Show each line of the listing below that contains the string "plot", copied in full.

>> Start DATA SHOWN

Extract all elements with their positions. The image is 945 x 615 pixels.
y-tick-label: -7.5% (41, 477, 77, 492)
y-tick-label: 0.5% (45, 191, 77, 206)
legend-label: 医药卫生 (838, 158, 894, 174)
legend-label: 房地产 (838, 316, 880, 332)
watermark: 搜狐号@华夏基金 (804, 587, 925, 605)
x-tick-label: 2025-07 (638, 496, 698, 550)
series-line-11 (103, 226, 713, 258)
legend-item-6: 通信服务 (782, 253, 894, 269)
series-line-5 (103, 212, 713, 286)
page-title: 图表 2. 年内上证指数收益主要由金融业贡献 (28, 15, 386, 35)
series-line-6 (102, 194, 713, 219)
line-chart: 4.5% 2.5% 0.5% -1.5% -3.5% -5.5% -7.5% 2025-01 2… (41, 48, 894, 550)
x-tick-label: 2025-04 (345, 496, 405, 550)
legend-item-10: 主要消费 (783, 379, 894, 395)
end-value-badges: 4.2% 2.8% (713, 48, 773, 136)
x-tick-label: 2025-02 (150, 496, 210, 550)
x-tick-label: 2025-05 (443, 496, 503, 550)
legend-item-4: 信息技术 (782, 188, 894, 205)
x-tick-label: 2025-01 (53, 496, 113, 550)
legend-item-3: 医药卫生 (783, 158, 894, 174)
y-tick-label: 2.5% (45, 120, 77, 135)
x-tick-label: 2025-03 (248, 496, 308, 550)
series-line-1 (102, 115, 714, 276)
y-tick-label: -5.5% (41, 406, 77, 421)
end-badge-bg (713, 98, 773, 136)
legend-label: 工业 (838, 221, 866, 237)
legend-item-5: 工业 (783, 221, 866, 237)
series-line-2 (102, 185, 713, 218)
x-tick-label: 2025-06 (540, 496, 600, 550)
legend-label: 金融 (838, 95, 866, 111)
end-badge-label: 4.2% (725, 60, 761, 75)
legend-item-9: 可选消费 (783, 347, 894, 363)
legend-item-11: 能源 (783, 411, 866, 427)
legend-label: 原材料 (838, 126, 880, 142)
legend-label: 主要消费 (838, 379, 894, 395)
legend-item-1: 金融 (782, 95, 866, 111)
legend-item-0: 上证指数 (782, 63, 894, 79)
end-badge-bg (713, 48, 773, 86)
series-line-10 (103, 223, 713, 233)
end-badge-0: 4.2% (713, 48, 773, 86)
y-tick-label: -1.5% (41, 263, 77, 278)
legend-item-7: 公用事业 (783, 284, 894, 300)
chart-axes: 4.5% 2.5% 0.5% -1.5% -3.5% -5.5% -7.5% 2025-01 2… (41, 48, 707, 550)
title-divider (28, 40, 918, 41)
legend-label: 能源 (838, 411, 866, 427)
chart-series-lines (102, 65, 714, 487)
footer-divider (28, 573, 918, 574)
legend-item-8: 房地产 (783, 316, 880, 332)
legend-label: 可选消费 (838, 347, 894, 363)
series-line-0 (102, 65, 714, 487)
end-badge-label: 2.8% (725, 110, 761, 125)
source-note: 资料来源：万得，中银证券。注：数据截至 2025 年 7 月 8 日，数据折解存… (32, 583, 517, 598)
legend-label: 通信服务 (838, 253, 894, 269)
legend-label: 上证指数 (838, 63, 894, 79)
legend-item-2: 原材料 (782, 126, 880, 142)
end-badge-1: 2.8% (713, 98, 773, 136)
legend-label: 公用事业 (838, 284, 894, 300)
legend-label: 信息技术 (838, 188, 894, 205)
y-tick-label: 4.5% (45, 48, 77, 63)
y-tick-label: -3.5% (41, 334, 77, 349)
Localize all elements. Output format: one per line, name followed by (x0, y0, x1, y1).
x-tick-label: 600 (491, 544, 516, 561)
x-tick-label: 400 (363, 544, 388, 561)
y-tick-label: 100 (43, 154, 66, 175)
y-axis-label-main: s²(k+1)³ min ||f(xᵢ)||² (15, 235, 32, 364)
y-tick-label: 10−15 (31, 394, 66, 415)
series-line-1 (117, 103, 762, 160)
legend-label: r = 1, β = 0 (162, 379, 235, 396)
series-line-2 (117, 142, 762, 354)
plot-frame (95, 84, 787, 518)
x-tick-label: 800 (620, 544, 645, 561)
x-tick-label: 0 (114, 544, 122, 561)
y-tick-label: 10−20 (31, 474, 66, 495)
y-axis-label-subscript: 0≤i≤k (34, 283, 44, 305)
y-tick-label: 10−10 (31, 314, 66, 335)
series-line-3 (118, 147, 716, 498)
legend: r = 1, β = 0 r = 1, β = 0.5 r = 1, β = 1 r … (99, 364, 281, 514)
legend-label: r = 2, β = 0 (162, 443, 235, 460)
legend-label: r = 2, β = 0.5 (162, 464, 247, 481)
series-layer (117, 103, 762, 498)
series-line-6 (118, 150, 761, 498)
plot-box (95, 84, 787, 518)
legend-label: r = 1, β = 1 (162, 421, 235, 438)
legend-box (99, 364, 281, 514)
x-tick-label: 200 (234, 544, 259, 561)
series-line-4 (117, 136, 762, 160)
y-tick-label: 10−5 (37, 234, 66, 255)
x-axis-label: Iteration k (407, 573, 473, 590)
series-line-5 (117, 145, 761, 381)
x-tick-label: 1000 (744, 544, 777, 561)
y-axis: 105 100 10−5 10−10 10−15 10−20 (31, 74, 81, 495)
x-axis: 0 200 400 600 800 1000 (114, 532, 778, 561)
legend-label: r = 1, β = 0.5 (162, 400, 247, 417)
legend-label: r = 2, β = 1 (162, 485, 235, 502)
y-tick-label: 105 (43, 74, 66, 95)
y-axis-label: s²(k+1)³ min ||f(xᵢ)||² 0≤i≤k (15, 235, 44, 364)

>> End DATA SHOWN

RESPONSE TO THIS EXERCISE.
plot-frame (95, 84, 787, 518)
plot-box (95, 84, 787, 518)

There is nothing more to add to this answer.